**Exercise task:**
Write out all lines holding the word "role".

**Entries shown:**
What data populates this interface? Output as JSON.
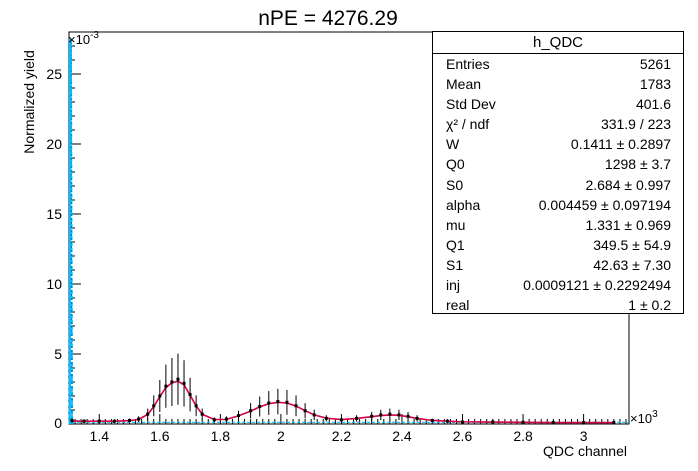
{
  "chart_data": {
    "type": "line",
    "title": "nPE = 4276.29",
    "xlabel": "QDC channel",
    "ylabel": "Normalized yield",
    "x_multiplier": "×10",
    "x_multiplier_exp": "3",
    "y_multiplier": "×10",
    "y_multiplier_exp": "-3",
    "xlim": [
      1.3,
      3.15
    ],
    "ylim": [
      0,
      28
    ],
    "x_ticks": [
      "1.4",
      "1.6",
      "1.8",
      "2",
      "2.2",
      "2.4",
      "2.6",
      "2.8",
      "3"
    ],
    "y_ticks": [
      "5",
      "10",
      "15",
      "20",
      "25"
    ],
    "origin_label": "0",
    "grid": false,
    "series": [
      {
        "role": "data points",
        "color": "#000000",
        "x": [
          1.31,
          1.35,
          1.4,
          1.45,
          1.5,
          1.53,
          1.56,
          1.58,
          1.6,
          1.62,
          1.64,
          1.66,
          1.68,
          1.7,
          1.72,
          1.74,
          1.78,
          1.82,
          1.86,
          1.9,
          1.93,
          1.96,
          1.99,
          2.02,
          2.05,
          2.08,
          2.11,
          2.15,
          2.2,
          2.25,
          2.3,
          2.33,
          2.36,
          2.39,
          2.42,
          2.45,
          2.5,
          2.55,
          2.6,
          2.7,
          2.8,
          2.9,
          3.0,
          3.1
        ],
        "y": [
          0.25,
          0.2,
          0.2,
          0.2,
          0.25,
          0.35,
          0.7,
          1.3,
          2.0,
          2.7,
          3.0,
          3.2,
          2.9,
          2.1,
          1.3,
          0.7,
          0.3,
          0.35,
          0.6,
          0.95,
          1.25,
          1.5,
          1.6,
          1.55,
          1.3,
          0.95,
          0.65,
          0.4,
          0.3,
          0.4,
          0.55,
          0.65,
          0.7,
          0.65,
          0.55,
          0.4,
          0.25,
          0.2,
          0.15,
          0.15,
          0.12,
          0.1,
          0.1,
          0.1
        ]
      },
      {
        "role": "fit",
        "color": "#d8004a",
        "x": [
          1.31,
          1.35,
          1.4,
          1.45,
          1.5,
          1.53,
          1.56,
          1.58,
          1.6,
          1.62,
          1.64,
          1.66,
          1.68,
          1.7,
          1.72,
          1.74,
          1.78,
          1.82,
          1.86,
          1.9,
          1.93,
          1.96,
          1.99,
          2.02,
          2.05,
          2.08,
          2.11,
          2.15,
          2.2,
          2.25,
          2.3,
          2.33,
          2.36,
          2.39,
          2.42,
          2.45,
          2.5,
          2.55,
          2.6,
          2.7,
          2.8,
          2.9,
          3.0,
          3.1
        ],
        "y": [
          0.22,
          0.2,
          0.2,
          0.2,
          0.24,
          0.33,
          0.68,
          1.25,
          1.95,
          2.6,
          2.95,
          3.05,
          2.8,
          2.05,
          1.3,
          0.7,
          0.32,
          0.33,
          0.58,
          0.92,
          1.22,
          1.45,
          1.55,
          1.5,
          1.28,
          0.95,
          0.65,
          0.42,
          0.32,
          0.4,
          0.52,
          0.6,
          0.65,
          0.62,
          0.52,
          0.4,
          0.26,
          0.2,
          0.16,
          0.14,
          0.12,
          0.1,
          0.1,
          0.1
        ]
      },
      {
        "role": "pedestal",
        "color": "#0077cc",
        "x": [
          1.302,
          1.306,
          1.31
        ],
        "y": [
          0,
          27.5,
          0
        ]
      }
    ],
    "colors": {
      "data": "#000000",
      "fit": "#d8004a",
      "pedestal": "#0077cc",
      "components": "#00bfff"
    }
  },
  "stats": {
    "title": "h_QDC",
    "rows": [
      {
        "name": "Entries",
        "value": "5261"
      },
      {
        "name": "Mean",
        "value": "1783"
      },
      {
        "name": "Std Dev",
        "value": "401.6"
      },
      {
        "name": "χ² / ndf",
        "value": "331.9 / 223"
      },
      {
        "name": "W",
        "value": "0.1411 ± 0.2897"
      },
      {
        "name": "Q0",
        "value": "1298 ± 3.7"
      },
      {
        "name": "S0",
        "value": "2.684 ± 0.997"
      },
      {
        "name": "alpha",
        "value": "0.004459 ± 0.097194"
      },
      {
        "name": "mu",
        "value": "1.331 ± 0.969"
      },
      {
        "name": "Q1",
        "value": "349.5 ± 54.9"
      },
      {
        "name": "S1",
        "value": "42.63 ± 7.30"
      },
      {
        "name": "inj",
        "value": "0.0009121 ± 0.2292494"
      },
      {
        "name": "real",
        "value": "1 ± 0.2"
      }
    ]
  }
}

**Written solution:**
        "role": "data points",
        "role": "fit",
        "role": "pedestal",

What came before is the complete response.